● **Information supplied**:

──────

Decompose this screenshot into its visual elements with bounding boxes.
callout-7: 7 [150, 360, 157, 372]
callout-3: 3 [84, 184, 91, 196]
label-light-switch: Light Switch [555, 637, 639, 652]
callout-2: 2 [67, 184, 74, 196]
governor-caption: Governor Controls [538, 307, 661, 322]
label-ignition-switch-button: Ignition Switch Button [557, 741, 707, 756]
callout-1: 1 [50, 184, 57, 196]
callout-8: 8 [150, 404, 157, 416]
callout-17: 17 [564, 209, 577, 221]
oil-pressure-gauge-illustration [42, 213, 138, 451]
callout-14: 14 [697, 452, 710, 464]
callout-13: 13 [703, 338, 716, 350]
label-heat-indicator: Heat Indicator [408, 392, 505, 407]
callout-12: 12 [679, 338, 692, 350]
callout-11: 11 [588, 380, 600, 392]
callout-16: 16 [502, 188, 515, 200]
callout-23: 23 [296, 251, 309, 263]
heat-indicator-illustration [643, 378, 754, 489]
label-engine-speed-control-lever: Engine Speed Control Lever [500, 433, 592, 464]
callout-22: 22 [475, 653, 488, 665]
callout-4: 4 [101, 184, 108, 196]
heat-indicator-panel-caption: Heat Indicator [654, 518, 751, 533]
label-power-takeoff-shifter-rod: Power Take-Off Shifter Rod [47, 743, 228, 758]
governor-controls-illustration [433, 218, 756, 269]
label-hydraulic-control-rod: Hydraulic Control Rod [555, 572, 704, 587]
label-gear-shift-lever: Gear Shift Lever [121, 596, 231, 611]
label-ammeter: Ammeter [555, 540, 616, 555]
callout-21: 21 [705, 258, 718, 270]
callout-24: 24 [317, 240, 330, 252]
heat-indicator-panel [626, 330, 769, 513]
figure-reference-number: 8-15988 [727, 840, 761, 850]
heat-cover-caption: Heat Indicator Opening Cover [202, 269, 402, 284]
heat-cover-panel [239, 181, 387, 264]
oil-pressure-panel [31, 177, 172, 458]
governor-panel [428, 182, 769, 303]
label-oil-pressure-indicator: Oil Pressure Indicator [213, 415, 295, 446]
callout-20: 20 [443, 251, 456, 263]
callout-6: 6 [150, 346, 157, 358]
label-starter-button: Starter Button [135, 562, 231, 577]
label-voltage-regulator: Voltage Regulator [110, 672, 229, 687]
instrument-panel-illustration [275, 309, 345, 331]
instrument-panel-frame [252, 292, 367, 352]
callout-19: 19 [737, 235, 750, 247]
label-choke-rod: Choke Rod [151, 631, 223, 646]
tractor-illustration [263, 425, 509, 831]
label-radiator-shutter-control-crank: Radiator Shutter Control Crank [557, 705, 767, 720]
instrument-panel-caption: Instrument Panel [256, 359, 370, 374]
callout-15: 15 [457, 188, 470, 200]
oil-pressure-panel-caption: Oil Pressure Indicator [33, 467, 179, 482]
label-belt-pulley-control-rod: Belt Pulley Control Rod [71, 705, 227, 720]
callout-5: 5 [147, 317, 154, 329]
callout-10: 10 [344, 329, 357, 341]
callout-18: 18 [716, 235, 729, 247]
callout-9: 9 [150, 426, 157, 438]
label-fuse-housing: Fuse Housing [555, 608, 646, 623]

──────

● **What is expected**: Can you arrange the records above as a JSON list of strings, one string per line, with blank lines left out?

● **Correct result**:
[
  "Decompose this screenshot into its visual elements with bounding boxes.",
  "callout-7: 7 [150, 360, 157, 372]",
  "callout-3: 3 [84, 184, 91, 196]",
  "label-light-switch: Light Switch [555, 637, 639, 652]",
  "callout-2: 2 [67, 184, 74, 196]",
  "governor-caption: Governor Controls [538, 307, 661, 322]",
  "label-ignition-switch-button: Ignition Switch Button [557, 741, 707, 756]",
  "callout-1: 1 [50, 184, 57, 196]",
  "callout-8: 8 [150, 404, 157, 416]",
  "callout-17: 17 [564, 209, 577, 221]",
  "oil-pressure-gauge-illustration [42, 213, 138, 451]",
  "callout-14: 14 [697, 452, 710, 464]",
  "callout-13: 13 [703, 338, 716, 350]",
  "label-heat-indicator: Heat Indicator [408, 392, 505, 407]",
  "callout-12: 12 [679, 338, 692, 350]",
  "callout-11: 11 [588, 380, 600, 392]",
  "callout-16: 16 [502, 188, 515, 200]",
  "callout-23: 23 [296, 251, 309, 263]",
  "heat-indicator-illustration [643, 378, 754, 489]",
  "label-engine-speed-control-lever: Engine Speed Control Lever [500, 433, 592, 464]",
  "callout-22: 22 [475, 653, 488, 665]",
  "callout-4: 4 [101, 184, 108, 196]",
  "heat-indicator-panel-caption: Heat Indicator [654, 518, 751, 533]",
  "label-power-takeoff-shifter-rod: Power Take-Off Shifter Rod [47, 743, 228, 758]",
  "governor-controls-illustration [433, 218, 756, 269]",
  "label-hydraulic-control-rod: Hydraulic Control Rod [555, 572, 704, 587]",
  "label-gear-shift-lever: Gear Shift Lever [121, 596, 231, 611]",
  "label-ammeter: Ammeter [555, 540, 616, 555]",
  "callout-21: 21 [705, 258, 718, 270]",
  "callout-24: 24 [317, 240, 330, 252]",
  "heat-indicator-panel [626, 330, 769, 513]",
  "figure-reference-number: 8-15988 [727, 840, 761, 850]",
  "heat-cover-caption: Heat Indicator Opening Cover [202, 269, 402, 284]",
  "heat-cover-panel [239, 181, 387, 264]",
  "oil-pressure-panel [31, 177, 172, 458]",
  "governor-panel [428, 182, 769, 303]",
  "label-oil-pressure-indicator: Oil Pressure Indicator [213, 415, 295, 446]",
  "callout-20: 20 [443, 251, 456, 263]",
  "callout-6: 6 [150, 346, 157, 358]",
  "label-starter-button: Starter Button [135, 562, 231, 577]",
  "label-voltage-regulator: Voltage Regulator [110, 672, 229, 687]",
  "instrument-panel-illustration [275, 309, 345, 331]",
  "instrument-panel-frame [252, 292, 367, 352]",
  "callout-19: 19 [737, 235, 750, 247]",
  "label-choke-rod: Choke Rod [151, 631, 223, 646]",
  "tractor-illustration [263, 425, 509, 831]",
  "label-radiator-shutter-control-crank: Radiator Shutter Control Crank [557, 705, 767, 720]",
  "instrument-panel-caption: Instrument Panel [256, 359, 370, 374]",
  "callout-15: 15 [457, 188, 470, 200]",
  "oil-pressure-panel-caption: Oil Pressure Indicator [33, 467, 179, 482]",
  "label-belt-pulley-control-rod: Belt Pulley Control Rod [71, 705, 227, 720]",
  "callout-5: 5 [147, 317, 154, 329]",
  "callout-10: 10 [344, 329, 357, 341]",
  "callout-18: 18 [716, 235, 729, 247]",
  "callout-9: 9 [150, 426, 157, 438]",
  "label-fuse-housing: Fuse Housing [555, 608, 646, 623]"
]